◆ What you have to do
Search the entries for the word "Fall" and pull out each line that has it.

◆ Material shown

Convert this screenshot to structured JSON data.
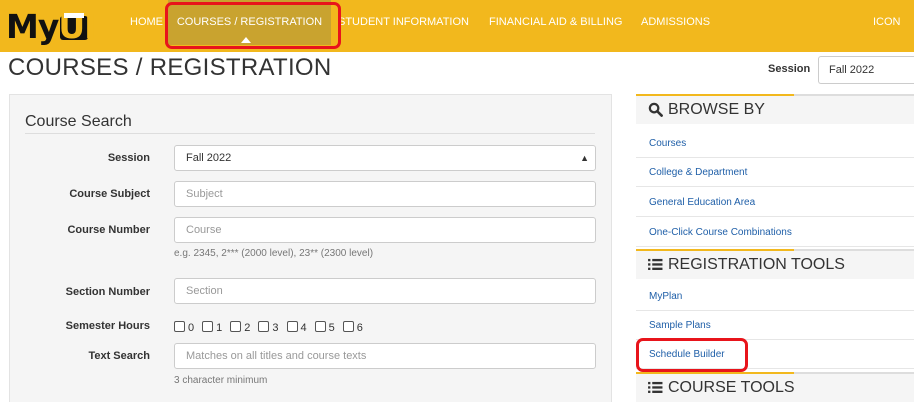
{
  "logo": {
    "my": "My",
    "ui": "UI"
  },
  "nav": {
    "home": "HOME",
    "courses": "COURSES / REGISTRATION",
    "student": "STUDENT INFORMATION",
    "finance": "FINANCIAL AID & BILLING",
    "admissions": "ADMISSIONS",
    "icons": "ICON"
  },
  "page": {
    "title": "COURSES / REGISTRATION",
    "session_label": "Session",
    "session_value": "Fall 2022"
  },
  "search": {
    "title": "Course Search",
    "session": {
      "label": "Session",
      "value": "Fall 2022"
    },
    "subject": {
      "label": "Course Subject",
      "placeholder": "Subject"
    },
    "number": {
      "label": "Course Number",
      "placeholder": "Course",
      "help": "e.g. 2345, 2*** (2000 level), 23** (2300 level)"
    },
    "section": {
      "label": "Section Number",
      "placeholder": "Section"
    },
    "hours": {
      "label": "Semester Hours",
      "options": [
        "0",
        "1",
        "2",
        "3",
        "4",
        "5",
        "6"
      ]
    },
    "text": {
      "label": "Text Search",
      "placeholder": "Matches on all titles and course texts",
      "help": "3 character minimum"
    }
  },
  "browse": {
    "title": "BROWSE BY",
    "items": [
      "Courses",
      "College & Department",
      "General Education Area",
      "One-Click Course Combinations"
    ]
  },
  "registration_tools": {
    "title": "REGISTRATION TOOLS",
    "items": [
      "MyPlan",
      "Sample Plans",
      "Schedule Builder"
    ]
  },
  "course_tools": {
    "title": "COURSE TOOLS"
  },
  "colors": {
    "brand_gold": "#f2b81d",
    "link_blue": "#1f5fa8",
    "highlight_red": "#e8141b"
  }
}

◆ Result below
    "session_value": "Fall 2022"
      "value": "Fall 2022"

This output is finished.